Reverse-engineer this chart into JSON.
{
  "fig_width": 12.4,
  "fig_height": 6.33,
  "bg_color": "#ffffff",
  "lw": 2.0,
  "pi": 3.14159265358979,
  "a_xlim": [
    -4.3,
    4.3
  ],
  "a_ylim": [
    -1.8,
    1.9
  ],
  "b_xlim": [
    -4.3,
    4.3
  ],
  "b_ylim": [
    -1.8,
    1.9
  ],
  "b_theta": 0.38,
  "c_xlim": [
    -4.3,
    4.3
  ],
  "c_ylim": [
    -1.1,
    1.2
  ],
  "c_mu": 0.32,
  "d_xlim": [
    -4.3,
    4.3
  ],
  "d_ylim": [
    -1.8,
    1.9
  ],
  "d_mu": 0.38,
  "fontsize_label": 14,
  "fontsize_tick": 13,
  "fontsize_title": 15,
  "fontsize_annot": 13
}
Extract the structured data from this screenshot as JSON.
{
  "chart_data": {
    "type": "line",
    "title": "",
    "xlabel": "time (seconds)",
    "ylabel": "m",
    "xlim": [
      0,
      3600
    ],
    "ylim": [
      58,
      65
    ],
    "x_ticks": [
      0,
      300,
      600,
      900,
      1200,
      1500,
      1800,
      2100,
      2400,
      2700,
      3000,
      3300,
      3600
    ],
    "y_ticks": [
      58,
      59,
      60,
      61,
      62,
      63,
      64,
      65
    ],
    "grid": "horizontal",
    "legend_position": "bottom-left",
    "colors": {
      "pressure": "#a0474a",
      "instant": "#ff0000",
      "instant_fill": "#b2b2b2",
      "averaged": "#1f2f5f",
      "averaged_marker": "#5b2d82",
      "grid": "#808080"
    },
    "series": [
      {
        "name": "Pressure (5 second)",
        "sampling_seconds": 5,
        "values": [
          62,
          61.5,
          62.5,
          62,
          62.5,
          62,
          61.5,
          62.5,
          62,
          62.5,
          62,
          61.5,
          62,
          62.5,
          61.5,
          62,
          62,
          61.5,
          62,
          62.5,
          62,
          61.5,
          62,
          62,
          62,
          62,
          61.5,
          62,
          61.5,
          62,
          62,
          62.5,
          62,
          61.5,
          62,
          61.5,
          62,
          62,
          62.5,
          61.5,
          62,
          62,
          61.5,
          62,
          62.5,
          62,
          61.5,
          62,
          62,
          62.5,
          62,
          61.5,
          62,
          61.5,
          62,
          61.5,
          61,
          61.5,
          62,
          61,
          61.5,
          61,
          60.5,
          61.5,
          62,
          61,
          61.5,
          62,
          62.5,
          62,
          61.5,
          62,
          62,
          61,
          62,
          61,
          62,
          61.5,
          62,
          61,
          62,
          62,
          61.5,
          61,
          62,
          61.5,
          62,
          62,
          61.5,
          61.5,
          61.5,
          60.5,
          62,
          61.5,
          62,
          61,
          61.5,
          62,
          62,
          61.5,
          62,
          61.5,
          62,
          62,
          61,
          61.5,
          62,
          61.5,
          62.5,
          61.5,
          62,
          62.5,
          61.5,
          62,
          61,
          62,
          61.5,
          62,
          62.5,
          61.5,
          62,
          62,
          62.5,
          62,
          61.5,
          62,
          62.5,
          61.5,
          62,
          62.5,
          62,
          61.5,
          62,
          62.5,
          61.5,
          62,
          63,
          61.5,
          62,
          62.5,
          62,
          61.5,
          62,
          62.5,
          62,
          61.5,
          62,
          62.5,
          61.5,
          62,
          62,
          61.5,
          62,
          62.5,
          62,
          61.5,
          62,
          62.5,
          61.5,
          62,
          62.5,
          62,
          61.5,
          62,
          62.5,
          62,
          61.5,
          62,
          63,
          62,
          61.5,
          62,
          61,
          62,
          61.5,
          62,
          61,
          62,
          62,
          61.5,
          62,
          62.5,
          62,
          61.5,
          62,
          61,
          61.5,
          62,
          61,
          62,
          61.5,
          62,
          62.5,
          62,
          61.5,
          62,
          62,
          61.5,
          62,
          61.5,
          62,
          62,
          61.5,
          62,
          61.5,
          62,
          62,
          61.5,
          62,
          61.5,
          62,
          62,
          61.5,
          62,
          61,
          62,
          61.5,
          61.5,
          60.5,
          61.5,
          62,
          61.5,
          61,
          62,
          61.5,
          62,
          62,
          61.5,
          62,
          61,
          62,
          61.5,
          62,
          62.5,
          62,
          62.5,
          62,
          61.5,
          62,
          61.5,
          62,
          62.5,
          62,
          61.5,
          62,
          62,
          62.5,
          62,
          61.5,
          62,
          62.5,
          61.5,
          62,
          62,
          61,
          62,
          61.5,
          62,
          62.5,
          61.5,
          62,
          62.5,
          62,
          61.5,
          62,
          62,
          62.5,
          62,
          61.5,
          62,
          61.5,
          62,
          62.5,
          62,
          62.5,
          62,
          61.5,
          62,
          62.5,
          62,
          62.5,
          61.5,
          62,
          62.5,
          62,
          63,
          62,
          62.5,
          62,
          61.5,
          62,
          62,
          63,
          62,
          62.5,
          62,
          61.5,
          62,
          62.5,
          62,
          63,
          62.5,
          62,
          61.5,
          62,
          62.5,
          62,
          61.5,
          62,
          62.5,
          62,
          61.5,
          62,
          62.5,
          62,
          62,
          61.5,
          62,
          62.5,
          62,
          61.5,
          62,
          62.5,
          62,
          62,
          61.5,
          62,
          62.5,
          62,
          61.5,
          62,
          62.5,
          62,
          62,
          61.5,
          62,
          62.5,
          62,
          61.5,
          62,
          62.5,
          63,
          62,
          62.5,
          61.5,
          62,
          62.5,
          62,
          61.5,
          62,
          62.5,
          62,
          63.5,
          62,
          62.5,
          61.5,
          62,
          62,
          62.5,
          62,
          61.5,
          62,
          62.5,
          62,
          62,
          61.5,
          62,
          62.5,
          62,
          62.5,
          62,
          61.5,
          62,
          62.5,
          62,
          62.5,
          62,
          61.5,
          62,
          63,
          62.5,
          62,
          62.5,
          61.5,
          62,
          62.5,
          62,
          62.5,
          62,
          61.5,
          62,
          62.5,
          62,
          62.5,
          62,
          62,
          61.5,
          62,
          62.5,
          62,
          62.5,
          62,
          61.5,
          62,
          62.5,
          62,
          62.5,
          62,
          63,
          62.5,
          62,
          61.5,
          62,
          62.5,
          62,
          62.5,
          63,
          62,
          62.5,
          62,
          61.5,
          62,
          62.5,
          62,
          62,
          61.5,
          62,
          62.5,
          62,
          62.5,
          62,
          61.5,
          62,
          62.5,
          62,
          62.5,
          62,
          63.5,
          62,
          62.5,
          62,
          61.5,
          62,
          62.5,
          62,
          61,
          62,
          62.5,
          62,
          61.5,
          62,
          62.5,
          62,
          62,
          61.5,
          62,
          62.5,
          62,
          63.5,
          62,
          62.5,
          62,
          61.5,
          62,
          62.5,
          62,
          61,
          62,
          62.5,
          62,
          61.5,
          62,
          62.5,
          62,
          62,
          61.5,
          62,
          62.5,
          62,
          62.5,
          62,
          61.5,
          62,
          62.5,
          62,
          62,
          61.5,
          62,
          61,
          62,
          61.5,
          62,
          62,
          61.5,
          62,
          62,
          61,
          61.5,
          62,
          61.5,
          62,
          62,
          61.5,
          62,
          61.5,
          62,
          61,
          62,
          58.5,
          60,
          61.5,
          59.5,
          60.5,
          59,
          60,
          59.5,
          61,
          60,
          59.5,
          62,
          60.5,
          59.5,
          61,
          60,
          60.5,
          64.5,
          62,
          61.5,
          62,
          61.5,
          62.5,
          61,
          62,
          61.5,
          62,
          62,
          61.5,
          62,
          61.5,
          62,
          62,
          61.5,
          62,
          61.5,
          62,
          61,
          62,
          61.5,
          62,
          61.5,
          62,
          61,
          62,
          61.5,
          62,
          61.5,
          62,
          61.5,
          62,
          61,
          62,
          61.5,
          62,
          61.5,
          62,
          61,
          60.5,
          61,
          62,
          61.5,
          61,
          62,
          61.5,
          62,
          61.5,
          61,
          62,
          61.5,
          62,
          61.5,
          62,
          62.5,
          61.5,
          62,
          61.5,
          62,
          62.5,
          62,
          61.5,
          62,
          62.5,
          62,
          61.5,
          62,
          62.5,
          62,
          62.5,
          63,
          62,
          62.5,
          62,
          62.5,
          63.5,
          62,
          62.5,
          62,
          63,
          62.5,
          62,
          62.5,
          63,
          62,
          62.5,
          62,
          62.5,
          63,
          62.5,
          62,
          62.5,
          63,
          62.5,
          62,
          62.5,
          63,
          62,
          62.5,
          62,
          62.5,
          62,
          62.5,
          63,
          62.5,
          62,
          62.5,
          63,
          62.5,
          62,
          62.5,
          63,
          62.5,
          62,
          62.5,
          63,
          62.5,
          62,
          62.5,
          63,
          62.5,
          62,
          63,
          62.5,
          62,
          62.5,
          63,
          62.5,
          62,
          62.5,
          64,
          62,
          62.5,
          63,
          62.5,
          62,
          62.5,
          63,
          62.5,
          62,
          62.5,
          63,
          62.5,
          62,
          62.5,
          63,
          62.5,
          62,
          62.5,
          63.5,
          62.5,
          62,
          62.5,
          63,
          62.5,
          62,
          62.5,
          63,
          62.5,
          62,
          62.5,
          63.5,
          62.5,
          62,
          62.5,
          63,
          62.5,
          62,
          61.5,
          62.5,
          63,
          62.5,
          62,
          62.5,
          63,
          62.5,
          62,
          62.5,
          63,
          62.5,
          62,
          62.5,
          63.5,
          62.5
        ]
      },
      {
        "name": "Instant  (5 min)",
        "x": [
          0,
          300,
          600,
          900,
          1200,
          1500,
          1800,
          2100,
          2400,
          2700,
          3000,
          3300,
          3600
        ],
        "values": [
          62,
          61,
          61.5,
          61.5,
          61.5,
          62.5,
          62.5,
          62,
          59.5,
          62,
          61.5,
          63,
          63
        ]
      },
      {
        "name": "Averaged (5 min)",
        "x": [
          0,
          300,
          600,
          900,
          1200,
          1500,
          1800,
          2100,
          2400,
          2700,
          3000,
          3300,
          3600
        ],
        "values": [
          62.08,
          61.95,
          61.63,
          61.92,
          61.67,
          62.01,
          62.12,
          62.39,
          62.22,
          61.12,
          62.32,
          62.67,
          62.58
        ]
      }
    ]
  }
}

◆ ◆ ◆

> **Work to complete**: Check each line of the data above for the string "JSON" and report only how many lines have it.

> **Exercise solution**: 2